TASK STATEMENT: Review the listing and copy each line that holds the word "versão".

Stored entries
-------
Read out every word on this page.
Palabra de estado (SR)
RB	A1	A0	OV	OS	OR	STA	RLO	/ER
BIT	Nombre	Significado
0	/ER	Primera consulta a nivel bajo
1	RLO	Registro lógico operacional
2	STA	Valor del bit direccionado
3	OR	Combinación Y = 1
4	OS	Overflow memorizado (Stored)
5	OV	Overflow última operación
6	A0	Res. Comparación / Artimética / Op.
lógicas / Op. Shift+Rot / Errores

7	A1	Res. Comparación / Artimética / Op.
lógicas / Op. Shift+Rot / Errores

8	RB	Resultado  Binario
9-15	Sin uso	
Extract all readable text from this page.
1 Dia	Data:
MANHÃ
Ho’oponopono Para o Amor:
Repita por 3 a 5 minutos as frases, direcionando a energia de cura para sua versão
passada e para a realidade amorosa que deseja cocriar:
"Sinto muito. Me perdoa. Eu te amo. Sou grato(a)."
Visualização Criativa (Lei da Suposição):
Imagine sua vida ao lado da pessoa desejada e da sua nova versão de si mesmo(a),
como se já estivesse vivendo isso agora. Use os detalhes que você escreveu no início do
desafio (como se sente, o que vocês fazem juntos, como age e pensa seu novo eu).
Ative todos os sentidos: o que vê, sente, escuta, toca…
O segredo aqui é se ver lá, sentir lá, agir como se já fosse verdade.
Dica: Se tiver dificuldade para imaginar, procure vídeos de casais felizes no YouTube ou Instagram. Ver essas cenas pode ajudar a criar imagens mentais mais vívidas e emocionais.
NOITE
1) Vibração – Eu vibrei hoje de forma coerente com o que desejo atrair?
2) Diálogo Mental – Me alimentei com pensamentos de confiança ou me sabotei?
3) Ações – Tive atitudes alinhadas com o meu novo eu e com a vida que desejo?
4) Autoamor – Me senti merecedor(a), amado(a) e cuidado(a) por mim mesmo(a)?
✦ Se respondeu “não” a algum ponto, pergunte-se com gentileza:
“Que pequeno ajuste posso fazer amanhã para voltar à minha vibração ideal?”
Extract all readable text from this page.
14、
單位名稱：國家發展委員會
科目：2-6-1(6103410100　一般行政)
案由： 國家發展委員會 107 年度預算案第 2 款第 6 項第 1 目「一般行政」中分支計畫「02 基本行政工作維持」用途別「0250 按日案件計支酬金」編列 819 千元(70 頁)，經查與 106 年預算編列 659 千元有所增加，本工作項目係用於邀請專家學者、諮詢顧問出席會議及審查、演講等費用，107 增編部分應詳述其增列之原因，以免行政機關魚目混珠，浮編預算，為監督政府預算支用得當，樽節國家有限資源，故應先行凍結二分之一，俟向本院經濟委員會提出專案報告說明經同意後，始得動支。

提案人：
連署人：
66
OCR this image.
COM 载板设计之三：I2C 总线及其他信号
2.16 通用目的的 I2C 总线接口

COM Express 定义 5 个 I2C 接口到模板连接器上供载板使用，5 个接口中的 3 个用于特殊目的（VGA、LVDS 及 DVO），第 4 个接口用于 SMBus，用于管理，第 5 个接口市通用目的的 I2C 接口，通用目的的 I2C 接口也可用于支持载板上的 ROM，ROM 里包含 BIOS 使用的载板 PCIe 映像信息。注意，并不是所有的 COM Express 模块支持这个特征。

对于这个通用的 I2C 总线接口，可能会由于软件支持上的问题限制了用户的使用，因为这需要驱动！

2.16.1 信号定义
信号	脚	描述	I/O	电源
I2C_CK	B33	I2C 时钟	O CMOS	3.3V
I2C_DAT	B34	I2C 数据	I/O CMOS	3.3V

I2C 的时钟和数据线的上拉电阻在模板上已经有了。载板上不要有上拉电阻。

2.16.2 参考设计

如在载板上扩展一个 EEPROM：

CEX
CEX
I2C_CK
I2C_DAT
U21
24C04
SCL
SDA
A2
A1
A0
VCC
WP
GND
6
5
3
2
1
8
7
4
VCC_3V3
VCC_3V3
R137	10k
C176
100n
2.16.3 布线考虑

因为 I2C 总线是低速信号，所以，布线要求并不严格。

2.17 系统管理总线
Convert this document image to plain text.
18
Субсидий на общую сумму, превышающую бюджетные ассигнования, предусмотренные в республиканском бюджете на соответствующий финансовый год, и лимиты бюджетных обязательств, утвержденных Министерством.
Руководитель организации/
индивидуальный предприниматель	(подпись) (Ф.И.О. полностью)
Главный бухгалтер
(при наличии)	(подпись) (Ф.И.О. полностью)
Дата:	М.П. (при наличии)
-------
REPLY TO THE EXERCISE:
Repita por 3 a 5 minutos as frases, direcionando a energia de cura para sua versão
Imagine sua vida ao lado da pessoa desejada e da sua nova versão de si mesmo(a),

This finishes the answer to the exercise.